## TASK TO COMPLETE
Extract each line where the string "JSON" shows up.

## DATASET EXCERPTS

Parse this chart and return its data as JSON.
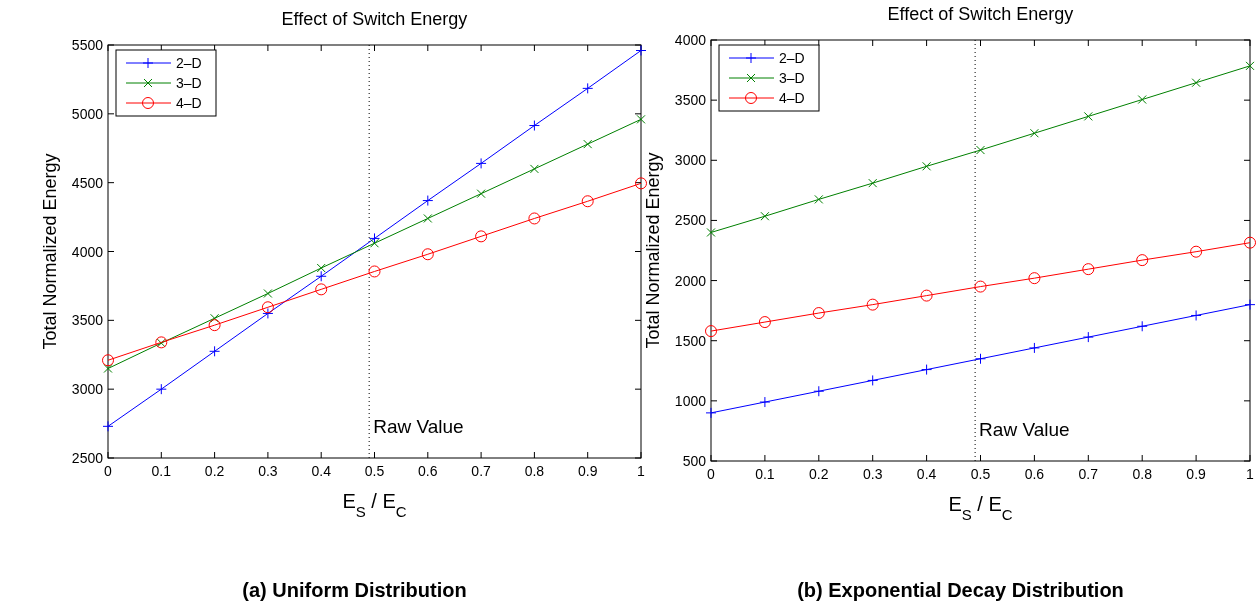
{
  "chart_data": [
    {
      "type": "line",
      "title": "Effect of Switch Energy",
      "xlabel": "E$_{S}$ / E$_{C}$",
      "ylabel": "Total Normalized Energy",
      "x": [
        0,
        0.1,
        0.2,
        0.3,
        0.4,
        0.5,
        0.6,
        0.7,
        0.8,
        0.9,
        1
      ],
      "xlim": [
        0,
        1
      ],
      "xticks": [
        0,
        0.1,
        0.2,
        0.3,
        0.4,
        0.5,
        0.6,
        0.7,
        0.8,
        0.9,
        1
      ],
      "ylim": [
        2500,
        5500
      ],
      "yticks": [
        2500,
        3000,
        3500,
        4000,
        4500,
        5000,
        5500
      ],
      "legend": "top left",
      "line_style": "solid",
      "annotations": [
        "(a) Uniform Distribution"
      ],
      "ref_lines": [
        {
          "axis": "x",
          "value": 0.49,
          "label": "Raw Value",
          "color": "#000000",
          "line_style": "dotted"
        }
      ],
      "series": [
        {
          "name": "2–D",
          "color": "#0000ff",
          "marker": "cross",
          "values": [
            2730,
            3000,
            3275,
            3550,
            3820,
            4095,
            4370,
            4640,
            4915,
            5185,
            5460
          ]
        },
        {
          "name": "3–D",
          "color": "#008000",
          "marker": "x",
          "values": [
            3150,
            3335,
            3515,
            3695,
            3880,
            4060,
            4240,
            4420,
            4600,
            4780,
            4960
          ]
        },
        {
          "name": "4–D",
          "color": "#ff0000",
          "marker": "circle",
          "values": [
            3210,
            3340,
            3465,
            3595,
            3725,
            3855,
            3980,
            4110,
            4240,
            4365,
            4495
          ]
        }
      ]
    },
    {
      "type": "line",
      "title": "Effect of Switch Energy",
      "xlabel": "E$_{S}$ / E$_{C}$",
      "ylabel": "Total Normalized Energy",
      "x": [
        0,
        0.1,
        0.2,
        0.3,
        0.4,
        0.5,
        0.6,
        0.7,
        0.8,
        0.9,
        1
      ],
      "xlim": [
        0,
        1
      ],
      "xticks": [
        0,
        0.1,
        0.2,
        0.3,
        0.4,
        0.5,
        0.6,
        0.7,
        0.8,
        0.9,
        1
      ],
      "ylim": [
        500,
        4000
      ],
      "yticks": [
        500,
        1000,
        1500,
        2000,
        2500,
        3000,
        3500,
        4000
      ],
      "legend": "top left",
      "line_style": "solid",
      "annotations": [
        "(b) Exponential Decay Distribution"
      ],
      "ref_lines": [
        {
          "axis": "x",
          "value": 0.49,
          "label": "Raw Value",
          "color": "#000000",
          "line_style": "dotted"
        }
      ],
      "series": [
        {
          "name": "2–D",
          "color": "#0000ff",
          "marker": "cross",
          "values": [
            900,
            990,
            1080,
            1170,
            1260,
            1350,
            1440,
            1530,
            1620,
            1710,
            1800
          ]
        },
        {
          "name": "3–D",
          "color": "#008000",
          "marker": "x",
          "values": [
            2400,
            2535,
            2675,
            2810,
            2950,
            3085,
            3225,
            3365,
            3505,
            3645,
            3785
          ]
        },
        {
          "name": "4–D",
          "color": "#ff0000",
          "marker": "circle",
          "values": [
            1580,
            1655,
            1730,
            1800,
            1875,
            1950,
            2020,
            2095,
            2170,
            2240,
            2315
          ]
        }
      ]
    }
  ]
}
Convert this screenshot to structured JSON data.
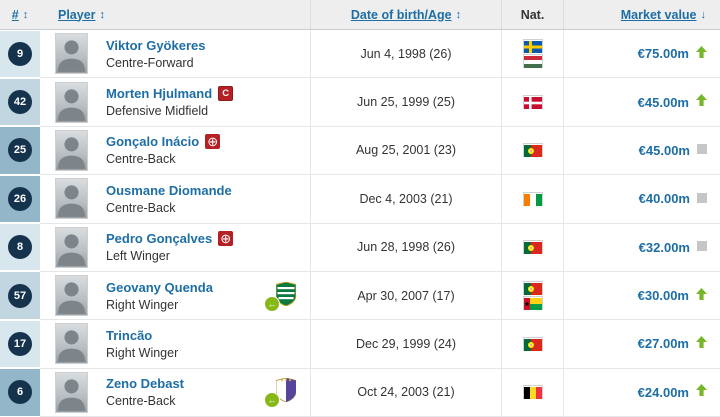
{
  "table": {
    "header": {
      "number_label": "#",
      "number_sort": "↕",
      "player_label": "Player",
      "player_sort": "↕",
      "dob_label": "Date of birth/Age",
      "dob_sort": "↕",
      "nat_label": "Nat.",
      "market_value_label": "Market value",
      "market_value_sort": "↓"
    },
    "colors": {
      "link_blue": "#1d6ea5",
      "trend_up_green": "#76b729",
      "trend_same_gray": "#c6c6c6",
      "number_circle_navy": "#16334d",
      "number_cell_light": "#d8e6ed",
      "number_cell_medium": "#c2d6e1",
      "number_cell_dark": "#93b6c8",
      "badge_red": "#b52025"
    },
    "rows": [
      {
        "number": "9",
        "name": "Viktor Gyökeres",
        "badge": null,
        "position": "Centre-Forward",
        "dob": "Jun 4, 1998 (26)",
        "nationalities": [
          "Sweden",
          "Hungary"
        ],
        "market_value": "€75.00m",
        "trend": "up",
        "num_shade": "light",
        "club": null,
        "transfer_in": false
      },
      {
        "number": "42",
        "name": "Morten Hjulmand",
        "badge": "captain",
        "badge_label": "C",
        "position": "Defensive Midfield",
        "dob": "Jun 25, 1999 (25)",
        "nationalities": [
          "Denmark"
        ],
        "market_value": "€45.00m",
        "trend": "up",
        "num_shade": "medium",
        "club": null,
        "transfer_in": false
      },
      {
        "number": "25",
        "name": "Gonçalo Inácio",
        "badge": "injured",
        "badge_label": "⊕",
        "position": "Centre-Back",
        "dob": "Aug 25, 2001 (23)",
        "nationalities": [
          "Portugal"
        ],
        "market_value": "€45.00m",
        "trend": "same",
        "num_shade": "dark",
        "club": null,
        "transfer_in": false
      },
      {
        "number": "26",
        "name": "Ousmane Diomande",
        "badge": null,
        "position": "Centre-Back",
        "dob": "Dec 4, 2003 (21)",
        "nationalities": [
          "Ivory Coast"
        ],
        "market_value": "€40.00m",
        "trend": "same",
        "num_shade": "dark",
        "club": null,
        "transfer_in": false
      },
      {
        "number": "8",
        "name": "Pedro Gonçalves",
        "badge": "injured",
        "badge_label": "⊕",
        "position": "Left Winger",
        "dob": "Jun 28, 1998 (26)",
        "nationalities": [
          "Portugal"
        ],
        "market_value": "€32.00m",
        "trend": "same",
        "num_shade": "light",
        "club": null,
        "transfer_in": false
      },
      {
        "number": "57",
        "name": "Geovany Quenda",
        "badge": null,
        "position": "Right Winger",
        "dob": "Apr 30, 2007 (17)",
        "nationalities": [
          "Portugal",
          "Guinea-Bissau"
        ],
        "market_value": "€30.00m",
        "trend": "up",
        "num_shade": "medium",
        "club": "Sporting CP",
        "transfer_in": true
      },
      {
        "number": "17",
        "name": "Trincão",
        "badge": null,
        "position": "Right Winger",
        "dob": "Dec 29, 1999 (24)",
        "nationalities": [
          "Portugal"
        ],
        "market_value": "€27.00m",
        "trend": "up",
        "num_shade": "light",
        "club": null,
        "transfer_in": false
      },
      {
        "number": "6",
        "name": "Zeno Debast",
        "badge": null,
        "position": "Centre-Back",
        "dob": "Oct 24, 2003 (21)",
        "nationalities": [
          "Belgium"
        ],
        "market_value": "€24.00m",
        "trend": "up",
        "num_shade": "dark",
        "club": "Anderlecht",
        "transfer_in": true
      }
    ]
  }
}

## SOLUTION TO THE EXERCISE
Parse this chart and return its data as JSON.
Convert this screenshot to structured JSON data.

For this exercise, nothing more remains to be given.